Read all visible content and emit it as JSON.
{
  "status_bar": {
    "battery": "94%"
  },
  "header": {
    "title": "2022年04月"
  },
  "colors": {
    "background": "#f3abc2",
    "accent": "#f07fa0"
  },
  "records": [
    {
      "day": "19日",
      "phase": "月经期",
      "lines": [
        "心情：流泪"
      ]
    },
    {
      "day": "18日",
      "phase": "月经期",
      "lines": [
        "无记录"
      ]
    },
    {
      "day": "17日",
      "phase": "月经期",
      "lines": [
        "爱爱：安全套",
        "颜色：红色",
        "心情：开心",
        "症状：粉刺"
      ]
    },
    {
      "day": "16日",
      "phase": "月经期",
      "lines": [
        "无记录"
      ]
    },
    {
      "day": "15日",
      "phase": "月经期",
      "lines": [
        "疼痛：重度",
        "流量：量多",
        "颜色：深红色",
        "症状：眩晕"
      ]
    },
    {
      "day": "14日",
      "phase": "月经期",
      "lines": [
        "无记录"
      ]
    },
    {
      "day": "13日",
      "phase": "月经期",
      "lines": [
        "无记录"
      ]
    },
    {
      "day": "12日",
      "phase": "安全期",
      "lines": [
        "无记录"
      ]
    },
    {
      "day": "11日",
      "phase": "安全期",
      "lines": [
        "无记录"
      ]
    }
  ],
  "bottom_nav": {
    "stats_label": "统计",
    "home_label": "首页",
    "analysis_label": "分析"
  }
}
--------------------
Task brief:
Could you reproduce every record above exactly as it appears?

Task answer:
Read all visible content and emit it as JSON.
{
  "status_bar": {
    "battery": "94%"
  },
  "header": {
    "title": "2022年04月"
  },
  "colors": {
    "background": "#f3abc2",
    "accent": "#f07fa0"
  },
  "records": [
    {
      "day": "19日",
      "phase": "月经期",
      "lines": [
        "心情：流泪"
      ]
    },
    {
      "day": "18日",
      "phase": "月经期",
      "lines": [
        "无记录"
      ]
    },
    {
      "day": "17日",
      "phase": "月经期",
      "lines": [
        "爱爱：安全套",
        "颜色：红色",
        "心情：开心",
        "症状：粉刺"
      ]
    },
    {
      "day": "16日",
      "phase": "月经期",
      "lines": [
        "无记录"
      ]
    },
    {
      "day": "15日",
      "phase": "月经期",
      "lines": [
        "疼痛：重度",
        "流量：量多",
        "颜色：深红色",
        "症状：眩晕"
      ]
    },
    {
      "day": "14日",
      "phase": "月经期",
      "lines": [
        "无记录"
      ]
    },
    {
      "day": "13日",
      "phase": "月经期",
      "lines": [
        "无记录"
      ]
    },
    {
      "day": "12日",
      "phase": "安全期",
      "lines": [
        "无记录"
      ]
    },
    {
      "day": "11日",
      "phase": "安全期",
      "lines": [
        "无记录"
      ]
    }
  ],
  "bottom_nav": {
    "stats_label": "统计",
    "home_label": "首页",
    "analysis_label": "分析"
  }
}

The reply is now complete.